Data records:
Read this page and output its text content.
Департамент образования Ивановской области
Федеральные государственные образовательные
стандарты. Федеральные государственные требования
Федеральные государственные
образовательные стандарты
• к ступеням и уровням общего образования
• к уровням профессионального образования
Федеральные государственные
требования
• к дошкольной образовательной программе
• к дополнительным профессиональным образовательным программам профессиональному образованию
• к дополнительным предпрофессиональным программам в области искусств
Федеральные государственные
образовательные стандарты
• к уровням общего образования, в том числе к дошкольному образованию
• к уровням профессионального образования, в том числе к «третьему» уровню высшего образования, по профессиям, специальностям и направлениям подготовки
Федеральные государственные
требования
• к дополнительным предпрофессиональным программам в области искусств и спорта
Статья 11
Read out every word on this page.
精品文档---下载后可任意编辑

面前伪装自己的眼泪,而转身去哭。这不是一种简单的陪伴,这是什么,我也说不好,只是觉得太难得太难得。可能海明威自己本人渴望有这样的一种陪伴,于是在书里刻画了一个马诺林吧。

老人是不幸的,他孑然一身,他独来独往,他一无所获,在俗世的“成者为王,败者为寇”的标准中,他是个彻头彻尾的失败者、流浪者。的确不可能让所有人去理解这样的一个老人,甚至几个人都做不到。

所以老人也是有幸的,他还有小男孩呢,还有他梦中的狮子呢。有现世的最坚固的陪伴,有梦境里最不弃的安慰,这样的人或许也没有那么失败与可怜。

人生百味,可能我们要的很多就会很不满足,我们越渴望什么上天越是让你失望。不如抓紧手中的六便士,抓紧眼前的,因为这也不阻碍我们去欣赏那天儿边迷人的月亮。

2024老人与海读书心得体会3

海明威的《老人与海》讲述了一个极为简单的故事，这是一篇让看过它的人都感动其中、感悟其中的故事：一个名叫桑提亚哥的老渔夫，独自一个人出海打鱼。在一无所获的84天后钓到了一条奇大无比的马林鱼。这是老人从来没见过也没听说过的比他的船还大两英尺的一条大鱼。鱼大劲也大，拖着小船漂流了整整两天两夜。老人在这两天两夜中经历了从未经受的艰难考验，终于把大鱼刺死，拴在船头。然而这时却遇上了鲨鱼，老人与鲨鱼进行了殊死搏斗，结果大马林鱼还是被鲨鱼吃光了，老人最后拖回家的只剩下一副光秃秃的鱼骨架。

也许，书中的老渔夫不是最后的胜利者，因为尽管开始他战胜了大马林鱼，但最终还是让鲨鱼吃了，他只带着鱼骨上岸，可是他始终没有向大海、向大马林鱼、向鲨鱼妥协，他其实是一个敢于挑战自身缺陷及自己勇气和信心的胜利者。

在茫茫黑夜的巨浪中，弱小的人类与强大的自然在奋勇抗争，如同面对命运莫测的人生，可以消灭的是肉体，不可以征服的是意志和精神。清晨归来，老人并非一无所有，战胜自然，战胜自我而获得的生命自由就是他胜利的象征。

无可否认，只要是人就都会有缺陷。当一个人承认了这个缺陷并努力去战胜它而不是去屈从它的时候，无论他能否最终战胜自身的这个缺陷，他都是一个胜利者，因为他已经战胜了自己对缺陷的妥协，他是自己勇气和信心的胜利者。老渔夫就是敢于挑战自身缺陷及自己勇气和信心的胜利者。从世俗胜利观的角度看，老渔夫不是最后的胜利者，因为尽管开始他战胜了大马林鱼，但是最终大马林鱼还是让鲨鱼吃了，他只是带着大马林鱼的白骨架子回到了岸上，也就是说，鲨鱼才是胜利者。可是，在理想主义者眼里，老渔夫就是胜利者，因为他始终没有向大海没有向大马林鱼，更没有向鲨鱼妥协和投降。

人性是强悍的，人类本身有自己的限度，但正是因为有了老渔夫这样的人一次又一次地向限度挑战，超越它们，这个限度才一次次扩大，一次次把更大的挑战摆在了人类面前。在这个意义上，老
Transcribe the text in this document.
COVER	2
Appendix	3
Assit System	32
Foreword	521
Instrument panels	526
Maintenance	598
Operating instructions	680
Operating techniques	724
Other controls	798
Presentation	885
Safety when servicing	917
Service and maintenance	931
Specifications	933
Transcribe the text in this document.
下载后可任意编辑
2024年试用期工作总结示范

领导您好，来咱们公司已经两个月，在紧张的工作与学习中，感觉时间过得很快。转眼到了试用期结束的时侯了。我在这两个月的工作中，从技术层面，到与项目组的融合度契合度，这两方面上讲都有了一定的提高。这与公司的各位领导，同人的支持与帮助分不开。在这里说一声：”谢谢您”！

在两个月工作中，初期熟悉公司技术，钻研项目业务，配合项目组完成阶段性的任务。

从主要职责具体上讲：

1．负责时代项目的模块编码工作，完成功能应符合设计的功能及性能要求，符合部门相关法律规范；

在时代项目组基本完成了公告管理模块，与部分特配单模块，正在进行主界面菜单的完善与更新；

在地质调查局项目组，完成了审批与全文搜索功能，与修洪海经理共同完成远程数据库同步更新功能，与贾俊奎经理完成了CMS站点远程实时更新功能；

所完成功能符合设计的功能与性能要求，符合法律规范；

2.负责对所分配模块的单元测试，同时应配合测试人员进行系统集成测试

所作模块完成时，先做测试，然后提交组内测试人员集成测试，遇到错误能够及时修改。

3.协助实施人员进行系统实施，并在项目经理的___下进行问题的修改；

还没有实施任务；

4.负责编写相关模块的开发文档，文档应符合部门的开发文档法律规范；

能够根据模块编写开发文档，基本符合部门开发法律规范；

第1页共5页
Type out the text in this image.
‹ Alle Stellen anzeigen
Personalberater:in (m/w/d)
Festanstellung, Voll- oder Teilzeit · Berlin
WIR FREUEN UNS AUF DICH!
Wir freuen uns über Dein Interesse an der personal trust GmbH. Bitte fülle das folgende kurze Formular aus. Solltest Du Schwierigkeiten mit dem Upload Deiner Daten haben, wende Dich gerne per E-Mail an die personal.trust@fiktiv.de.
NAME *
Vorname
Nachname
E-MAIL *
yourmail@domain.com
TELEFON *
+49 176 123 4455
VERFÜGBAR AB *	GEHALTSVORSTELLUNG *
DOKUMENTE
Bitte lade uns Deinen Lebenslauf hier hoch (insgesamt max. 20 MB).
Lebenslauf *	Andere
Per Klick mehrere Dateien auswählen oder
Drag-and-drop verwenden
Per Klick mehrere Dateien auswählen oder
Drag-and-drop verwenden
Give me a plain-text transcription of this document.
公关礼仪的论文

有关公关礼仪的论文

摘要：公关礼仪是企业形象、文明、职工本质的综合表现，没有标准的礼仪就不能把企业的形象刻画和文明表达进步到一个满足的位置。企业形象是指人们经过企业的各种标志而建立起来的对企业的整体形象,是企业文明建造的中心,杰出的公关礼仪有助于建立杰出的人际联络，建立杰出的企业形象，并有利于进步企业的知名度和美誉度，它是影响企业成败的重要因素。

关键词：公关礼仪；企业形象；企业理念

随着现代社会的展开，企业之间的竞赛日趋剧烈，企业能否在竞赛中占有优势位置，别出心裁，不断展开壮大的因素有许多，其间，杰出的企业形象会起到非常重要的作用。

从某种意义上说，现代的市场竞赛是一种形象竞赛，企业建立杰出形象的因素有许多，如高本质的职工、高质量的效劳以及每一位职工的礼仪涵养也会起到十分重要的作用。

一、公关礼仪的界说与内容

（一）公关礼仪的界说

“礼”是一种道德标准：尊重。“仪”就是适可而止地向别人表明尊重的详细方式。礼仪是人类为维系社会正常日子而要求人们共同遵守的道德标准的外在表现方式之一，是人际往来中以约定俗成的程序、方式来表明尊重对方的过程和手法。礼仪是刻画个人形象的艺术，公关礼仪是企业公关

### WHAT IS ASKED
Word for word, quote the lines from the line containing "Give me a plain-text" through the end of the material, both included, and nothing else.

### FULL SOLUTION
Give me a plain-text transcription of this document.
公关礼仪的论文

有关公关礼仪的论文

摘要：公关礼仪是企业形象、文明、职工本质的综合表现，没有标准的礼仪就不能把企业的形象刻画和文明表达进步到一个满足的位置。企业形象是指人们经过企业的各种标志而建立起来的对企业的整体形象,是企业文明建造的中心,杰出的公关礼仪有助于建立杰出的人际联络，建立杰出的企业形象，并有利于进步企业的知名度和美誉度，它是影响企业成败的重要因素。

关键词：公关礼仪；企业形象；企业理念

随着现代社会的展开，企业之间的竞赛日趋剧烈，企业能否在竞赛中占有优势位置，别出心裁，不断展开壮大的因素有许多，其间，杰出的企业形象会起到非常重要的作用。

从某种意义上说，现代的市场竞赛是一种形象竞赛，企业建立杰出形象的因素有许多，如高本质的职工、高质量的效劳以及每一位职工的礼仪涵养也会起到十分重要的作用。

一、公关礼仪的界说与内容

（一）公关礼仪的界说

“礼”是一种道德标准：尊重。“仪”就是适可而止地向别人表明尊重的详细方式。礼仪是人类为维系社会正常日子而要求人们共同遵守的道德标准的外在表现方式之一，是人际往来中以约定俗成的程序、方式来表明尊重对方的过程和手法。礼仪是刻画个人形象的艺术，公关礼仪是企业公关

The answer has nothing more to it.